- [CONSIGNE A] Convertis les lignes de données, du début jusqu'à la ligne contenant « The ego vehicle 1 is at (358, 950). » incluse, en un CSV à deux colonnes nommées texte et reponse. Mets sur chaque ligne CSV un texte suivi de sa réponse, chacun dans un champ entre guillemets, avec les sauts de ligne remplacés par des espaces.

- [EXTRAIT DU DOCUMENT]
----

Certains ressortiront l’argument selon lequel on ne devrait pas considérer ces cas et qu’il s’agirait plutôt d’exceptions. Mais cette perception erronée du Bénin s’entretient par certains facteurs qu’il n’est pas inutile de corriger.
Ce qui entretient le mythe autour de la béninoiserie
Les réseaux sociaux sont utilisés partout et c’est là aussi que la réputation de la béninoiserie prend forme. Le premier facteur est la pléthore d’arnaqueurs qui se dissimulent sous la nationalité béninoise et sous le titre de marabouts. Ces comptes sont présents partout sur Facebook. Ils proposent des services de charlatanisme à tout va et sous tous les posts. Si bien que tout le monde croît que le métier le plus exercé au Bénin est celui de marabout. Le second facteur, c’est la banalisation des références à la béninoiserie. On retrouve de plus en plus, dans les capsules humoristiques, des références qui ne servent pas la déconstruction de ces mythes. Et elles sont visionnées des centaines de milliers de fois, partout dans le monde, et contribuent à entretenir ce mythe.

----

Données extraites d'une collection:
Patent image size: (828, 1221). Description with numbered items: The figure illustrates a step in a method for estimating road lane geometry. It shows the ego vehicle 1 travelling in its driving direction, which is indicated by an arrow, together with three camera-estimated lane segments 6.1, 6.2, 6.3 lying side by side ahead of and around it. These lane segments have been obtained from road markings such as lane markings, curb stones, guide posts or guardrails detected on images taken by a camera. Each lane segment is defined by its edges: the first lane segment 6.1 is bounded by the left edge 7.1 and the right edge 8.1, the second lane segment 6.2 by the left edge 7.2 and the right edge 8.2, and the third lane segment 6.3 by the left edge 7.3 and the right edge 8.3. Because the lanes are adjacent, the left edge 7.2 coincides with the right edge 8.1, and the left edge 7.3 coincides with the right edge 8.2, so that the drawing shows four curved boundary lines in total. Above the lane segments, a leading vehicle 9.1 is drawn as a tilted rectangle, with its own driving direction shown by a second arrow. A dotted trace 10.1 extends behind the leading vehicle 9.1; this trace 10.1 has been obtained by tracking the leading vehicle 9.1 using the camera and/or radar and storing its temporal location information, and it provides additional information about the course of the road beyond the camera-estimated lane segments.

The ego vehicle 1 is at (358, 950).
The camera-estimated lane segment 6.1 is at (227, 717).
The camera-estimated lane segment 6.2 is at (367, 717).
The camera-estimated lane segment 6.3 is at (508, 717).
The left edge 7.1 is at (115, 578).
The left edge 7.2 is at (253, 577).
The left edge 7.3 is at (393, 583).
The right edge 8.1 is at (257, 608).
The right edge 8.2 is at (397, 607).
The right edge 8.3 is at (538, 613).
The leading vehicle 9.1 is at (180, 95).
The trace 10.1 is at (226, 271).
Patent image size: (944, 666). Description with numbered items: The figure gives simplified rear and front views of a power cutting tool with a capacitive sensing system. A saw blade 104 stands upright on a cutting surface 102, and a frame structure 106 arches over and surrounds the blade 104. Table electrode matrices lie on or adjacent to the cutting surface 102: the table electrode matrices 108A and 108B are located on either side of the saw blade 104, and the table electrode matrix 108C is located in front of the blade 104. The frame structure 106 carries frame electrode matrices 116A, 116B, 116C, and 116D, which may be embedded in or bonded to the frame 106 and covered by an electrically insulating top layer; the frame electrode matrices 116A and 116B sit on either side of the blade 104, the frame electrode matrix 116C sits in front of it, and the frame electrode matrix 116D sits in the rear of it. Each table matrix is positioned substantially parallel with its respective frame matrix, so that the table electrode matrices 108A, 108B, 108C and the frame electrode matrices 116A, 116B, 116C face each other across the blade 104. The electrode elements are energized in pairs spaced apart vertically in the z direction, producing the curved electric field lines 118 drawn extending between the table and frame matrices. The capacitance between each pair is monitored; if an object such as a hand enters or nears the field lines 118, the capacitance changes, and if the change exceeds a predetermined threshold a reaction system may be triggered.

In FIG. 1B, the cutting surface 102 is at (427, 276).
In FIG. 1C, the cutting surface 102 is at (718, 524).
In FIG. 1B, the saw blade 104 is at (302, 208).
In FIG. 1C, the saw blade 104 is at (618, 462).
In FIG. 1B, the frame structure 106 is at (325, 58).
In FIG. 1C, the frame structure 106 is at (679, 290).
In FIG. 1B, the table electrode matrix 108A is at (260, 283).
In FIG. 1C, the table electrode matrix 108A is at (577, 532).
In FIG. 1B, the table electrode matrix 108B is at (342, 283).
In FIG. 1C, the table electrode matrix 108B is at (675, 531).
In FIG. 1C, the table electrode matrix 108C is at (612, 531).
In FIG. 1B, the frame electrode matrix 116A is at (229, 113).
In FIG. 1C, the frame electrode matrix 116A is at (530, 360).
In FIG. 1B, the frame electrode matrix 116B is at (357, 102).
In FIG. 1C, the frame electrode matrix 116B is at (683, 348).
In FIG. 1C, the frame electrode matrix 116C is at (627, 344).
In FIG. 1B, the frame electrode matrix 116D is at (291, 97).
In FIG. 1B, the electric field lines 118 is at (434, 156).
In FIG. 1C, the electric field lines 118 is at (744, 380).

----

- [CONSIGNE B] Recopie le passage de l'extrait sur la béninoiserie qui va de « Ce qui entretient » à « entretenir ce mythe. ».

- [RÉPONSE A]
texte,reponse
"Patent image size: (828, 1221). Description with numbered items: The figure illustrates a step in a method for estimating road lane geometry. It shows the ego vehicle 1 travelling in its driving direction, which is indicated by an arrow, together with three camera-estimated lane segments 6.1, 6.2, 6.3 lying side by side ahead of and around it. These lane segments have been obtained from road markings such as lane markings, curb stones, guide posts or guardrails detected on images taken by a camera. Each lane segment is defined by its edges: the first lane segment 6.1 is bounded by the left edge 7.1 and the right edge 8.1, the second lane segment 6.2 by the left edge 7.2 and the right edge 8.2, and the third lane segment 6.3 by the left edge 7.3 and the right edge 8.3. Because the lanes are adjacent, the left edge 7.2 coincides with the right edge 8.1, and the left edge 7.3 coincides with the right edge 8.2, so that the drawing shows four curved boundary lines in total. Above the lane segments, a leading vehicle 9.1 is drawn as a tilted rectangle, with its own driving direction shown by a second arrow. A dotted trace 10.1 extends behind the leading vehicle 9.1; this trace 10.1 has been obtained by tracking the leading vehicle 9.1 using the camera and/or radar and storing its temporal location information, and it provides additional information about the course of the road beyond the camera-estimated lane segments.","The ego vehicle 1 is at (358, 950)."

- [RÉPONSE B]
Ce qui entretient le mythe autour de la béninoiserie
Les réseaux sociaux sont utilisés partout et c’est là aussi que la réputation de la béninoiserie prend forme. Le premier facteur est la pléthore d’arnaqueurs qui se dissimulent sous la nationalité béninoise et sous le titre de marabouts. Ces comptes sont présents partout sur Facebook. Ils proposent des services de charlatanisme à tout va et sous tous les posts. Si bien que tout le monde croît que le métier le plus exercé au Bénin est celui de marabout. Le second facteur, c’est la banalisation des références à la béninoiserie. On retrouve de plus en plus, dans les capsules humoristiques, des références qui ne servent pas la déconstruction de ces mythes. Et elles sont visionnées des centaines de milliers de fois, partout dans le monde, et contribuent à entretenir ce mythe.